* Task objective *
Return the whole listing exactly as it stands.

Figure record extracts
-- -- --

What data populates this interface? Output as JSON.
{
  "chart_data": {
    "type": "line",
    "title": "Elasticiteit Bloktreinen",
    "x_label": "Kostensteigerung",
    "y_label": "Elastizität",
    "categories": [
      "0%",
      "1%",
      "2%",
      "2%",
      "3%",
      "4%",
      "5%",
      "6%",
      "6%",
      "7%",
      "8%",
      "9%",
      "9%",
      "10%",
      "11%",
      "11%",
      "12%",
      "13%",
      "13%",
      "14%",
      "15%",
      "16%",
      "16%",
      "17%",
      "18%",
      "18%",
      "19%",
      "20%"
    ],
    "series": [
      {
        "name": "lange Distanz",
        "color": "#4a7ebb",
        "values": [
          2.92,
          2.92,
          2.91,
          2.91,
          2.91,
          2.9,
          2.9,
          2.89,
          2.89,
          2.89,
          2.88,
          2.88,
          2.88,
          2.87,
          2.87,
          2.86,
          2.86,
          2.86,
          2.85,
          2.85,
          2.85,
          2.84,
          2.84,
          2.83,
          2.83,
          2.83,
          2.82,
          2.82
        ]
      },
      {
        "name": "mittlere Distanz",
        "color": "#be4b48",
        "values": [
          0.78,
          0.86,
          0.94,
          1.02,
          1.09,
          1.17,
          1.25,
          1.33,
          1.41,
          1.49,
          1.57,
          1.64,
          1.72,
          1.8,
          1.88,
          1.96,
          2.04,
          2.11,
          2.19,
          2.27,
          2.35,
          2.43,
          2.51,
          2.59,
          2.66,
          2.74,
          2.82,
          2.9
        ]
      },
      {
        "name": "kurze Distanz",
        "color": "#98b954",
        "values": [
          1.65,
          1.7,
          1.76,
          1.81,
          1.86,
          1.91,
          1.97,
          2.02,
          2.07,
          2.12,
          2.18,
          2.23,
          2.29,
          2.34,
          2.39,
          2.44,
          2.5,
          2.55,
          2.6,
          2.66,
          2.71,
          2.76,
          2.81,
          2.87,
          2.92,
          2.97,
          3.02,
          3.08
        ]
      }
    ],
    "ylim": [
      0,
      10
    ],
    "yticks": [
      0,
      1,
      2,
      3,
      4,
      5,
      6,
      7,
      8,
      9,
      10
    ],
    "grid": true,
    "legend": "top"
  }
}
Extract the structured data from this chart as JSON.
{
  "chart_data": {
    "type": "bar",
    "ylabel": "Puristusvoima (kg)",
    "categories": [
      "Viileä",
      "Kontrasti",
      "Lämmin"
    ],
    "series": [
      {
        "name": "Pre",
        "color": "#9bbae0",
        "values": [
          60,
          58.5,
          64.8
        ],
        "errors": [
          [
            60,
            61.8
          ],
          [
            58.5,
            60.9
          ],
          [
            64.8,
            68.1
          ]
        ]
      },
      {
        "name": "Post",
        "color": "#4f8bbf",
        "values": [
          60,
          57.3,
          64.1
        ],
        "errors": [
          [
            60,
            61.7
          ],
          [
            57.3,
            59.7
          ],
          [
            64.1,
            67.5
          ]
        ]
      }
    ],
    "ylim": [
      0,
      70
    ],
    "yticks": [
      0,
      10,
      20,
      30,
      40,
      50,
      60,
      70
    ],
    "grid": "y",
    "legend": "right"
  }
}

-- -- --

* The reply *
What data populates this interface? Output as JSON.
{
  "chart_data": {
    "type": "line",
    "title": "Elasticiteit Bloktreinen",
    "x_label": "Kostensteigerung",
    "y_label": "Elastizität",
    "categories": [
      "0%",
      "1%",
      "2%",
      "2%",
      "3%",
      "4%",
      "5%",
      "6%",
      "6%",
      "7%",
      "8%",
      "9%",
      "9%",
      "10%",
      "11%",
      "11%",
      "12%",
      "13%",
      "13%",
      "14%",
      "15%",
      "16%",
      "16%",
      "17%",
      "18%",
      "18%",
      "19%",
      "20%"
    ],
    "series": [
      {
        "name": "lange Distanz",
        "color": "#4a7ebb",
        "values": [
          2.92,
          2.92,
          2.91,
          2.91,
          2.91,
          2.9,
          2.9,
          2.89,
          2.89,
          2.89,
          2.88,
          2.88,
          2.88,
          2.87,
          2.87,
          2.86,
          2.86,
          2.86,
          2.85,
          2.85,
          2.85,
          2.84,
          2.84,
          2.83,
          2.83,
          2.83,
          2.82,
          2.82
        ]
      },
      {
        "name": "mittlere Distanz",
        "color": "#be4b48",
        "values": [
          0.78,
          0.86,
          0.94,
          1.02,
          1.09,
          1.17,
          1.25,
          1.33,
          1.41,
          1.49,
          1.57,
          1.64,
          1.72,
          1.8,
          1.88,
          1.96,
          2.04,
          2.11,
          2.19,
          2.27,
          2.35,
          2.43,
          2.51,
          2.59,
          2.66,
          2.74,
          2.82,
          2.9
        ]
      },
      {
        "name": "kurze Distanz",
        "color": "#98b954",
        "values": [
          1.65,
          1.7,
          1.76,
          1.81,
          1.86,
          1.91,
          1.97,
          2.02,
          2.07,
          2.12,
          2.18,
          2.23,
          2.29,
          2.34,
          2.39,
          2.44,
          2.5,
          2.55,
          2.6,
          2.66,
          2.71,
          2.76,
          2.81,
          2.87,
          2.92,
          2.97,
          3.02,
          3.08
        ]
      }
    ],
    "ylim": [
      0,
      10
    ],
    "yticks": [
      0,
      1,
      2,
      3,
      4,
      5,
      6,
      7,
      8,
      9,
      10
    ],
    "grid": true,
    "legend": "top"
  }
}
Extract the structured data from this chart as JSON.
{
  "chart_data": {
    "type": "bar",
    "ylabel": "Puristusvoima (kg)",
    "categories": [
      "Viileä",
      "Kontrasti",
      "Lämmin"
    ],
    "series": [
      {
        "name": "Pre",
        "color": "#9bbae0",
        "values": [
          60,
          58.5,
          64.8
        ],
        "errors": [
          [
            60,
            61.8
          ],
          [
            58.5,
            60.9
          ],
          [
            64.8,
            68.1
          ]
        ]
      },
      {
        "name": "Post",
        "color": "#4f8bbf",
        "values": [
          60,
          57.3,
          64.1
        ],
        "errors": [
          [
            60,
            61.7
          ],
          [
            57.3,
            59.7
          ],
          [
            64.1,
            67.5
          ]
        ]
      }
    ],
    "ylim": [
      0,
      70
    ],
    "yticks": [
      0,
      10,
      20,
      30,
      40,
      50,
      60,
      70
    ],
    "grid": "y",
    "legend": "right"
  }
}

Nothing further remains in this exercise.